Rows from a dataset:
::::::::::

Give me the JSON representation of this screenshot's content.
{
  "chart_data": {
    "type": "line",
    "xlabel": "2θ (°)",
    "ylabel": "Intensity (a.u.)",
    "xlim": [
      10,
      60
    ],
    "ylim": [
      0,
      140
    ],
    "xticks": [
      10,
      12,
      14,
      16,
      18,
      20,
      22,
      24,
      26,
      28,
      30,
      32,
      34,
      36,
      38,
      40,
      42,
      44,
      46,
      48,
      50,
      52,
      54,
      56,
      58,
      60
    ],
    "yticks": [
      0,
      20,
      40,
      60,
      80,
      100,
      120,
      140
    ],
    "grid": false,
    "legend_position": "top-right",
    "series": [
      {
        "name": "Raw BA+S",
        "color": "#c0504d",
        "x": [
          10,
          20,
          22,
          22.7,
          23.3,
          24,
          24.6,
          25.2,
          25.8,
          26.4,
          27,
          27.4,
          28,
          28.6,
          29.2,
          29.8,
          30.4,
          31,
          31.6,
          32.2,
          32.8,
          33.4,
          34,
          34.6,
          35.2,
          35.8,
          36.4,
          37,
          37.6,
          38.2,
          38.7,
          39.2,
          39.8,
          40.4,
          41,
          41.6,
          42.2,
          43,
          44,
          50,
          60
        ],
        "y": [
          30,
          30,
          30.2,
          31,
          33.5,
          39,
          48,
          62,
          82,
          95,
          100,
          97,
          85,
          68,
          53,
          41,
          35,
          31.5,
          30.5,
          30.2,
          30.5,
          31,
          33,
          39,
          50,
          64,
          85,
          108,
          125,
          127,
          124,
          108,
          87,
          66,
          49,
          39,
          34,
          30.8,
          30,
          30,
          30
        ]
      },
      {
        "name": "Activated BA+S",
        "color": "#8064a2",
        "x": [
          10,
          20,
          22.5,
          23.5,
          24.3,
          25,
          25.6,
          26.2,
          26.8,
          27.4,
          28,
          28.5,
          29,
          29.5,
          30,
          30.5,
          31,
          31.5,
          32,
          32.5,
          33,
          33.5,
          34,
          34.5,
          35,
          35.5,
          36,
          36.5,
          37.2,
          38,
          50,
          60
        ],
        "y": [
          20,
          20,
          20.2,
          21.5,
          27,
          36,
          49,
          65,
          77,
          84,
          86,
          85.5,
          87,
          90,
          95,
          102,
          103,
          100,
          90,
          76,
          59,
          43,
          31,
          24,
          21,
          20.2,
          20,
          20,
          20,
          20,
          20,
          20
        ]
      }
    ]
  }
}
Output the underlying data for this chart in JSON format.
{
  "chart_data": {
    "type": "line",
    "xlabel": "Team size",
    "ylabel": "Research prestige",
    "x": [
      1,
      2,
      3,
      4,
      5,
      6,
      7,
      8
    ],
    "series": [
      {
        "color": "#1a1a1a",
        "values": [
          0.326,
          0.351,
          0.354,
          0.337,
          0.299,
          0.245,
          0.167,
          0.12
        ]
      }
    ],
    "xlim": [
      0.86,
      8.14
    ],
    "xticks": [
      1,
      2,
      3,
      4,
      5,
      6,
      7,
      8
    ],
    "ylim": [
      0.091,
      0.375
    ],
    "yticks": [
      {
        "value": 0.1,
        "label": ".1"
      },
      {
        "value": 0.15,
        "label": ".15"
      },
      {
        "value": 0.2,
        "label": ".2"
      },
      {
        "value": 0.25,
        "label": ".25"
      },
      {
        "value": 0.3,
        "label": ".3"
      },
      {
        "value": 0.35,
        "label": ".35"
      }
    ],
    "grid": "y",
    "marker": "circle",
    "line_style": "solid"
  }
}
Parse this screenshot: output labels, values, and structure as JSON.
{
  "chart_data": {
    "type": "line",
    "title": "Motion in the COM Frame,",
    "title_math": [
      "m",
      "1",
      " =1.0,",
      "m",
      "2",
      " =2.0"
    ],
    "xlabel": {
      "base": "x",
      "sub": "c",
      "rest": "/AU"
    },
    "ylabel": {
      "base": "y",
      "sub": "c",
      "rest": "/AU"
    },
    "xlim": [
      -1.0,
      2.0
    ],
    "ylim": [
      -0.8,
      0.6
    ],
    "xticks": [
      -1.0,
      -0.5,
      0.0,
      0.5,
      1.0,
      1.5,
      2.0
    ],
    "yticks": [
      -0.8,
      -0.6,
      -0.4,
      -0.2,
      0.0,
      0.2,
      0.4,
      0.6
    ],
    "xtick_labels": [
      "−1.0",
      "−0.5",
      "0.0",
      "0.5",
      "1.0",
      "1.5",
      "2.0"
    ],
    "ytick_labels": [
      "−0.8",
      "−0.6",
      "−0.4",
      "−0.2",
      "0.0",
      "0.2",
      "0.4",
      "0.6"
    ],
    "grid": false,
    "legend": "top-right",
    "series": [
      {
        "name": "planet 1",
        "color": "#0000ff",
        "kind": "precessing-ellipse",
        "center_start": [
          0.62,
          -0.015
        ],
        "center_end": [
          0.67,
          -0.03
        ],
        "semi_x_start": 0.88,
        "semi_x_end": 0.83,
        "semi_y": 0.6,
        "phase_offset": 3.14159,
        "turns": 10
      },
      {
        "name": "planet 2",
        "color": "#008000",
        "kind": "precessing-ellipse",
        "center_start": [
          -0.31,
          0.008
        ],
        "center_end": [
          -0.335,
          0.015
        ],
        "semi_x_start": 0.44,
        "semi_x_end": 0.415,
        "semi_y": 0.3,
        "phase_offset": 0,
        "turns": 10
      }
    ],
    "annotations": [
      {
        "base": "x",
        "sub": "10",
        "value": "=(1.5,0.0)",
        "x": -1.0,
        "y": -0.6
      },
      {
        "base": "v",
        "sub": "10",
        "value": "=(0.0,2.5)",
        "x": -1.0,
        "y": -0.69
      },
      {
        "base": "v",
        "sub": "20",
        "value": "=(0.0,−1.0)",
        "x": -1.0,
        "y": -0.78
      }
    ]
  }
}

::::::::::

§ **EXERCISE PROMPT**
Pick out the lines that have the word "ylabel". Copy them all.

§ **FINAL ANSWER**
    "ylabel": "Intensity (a.u.)",
    "ylabel": "Research prestige",
    "ylabel": {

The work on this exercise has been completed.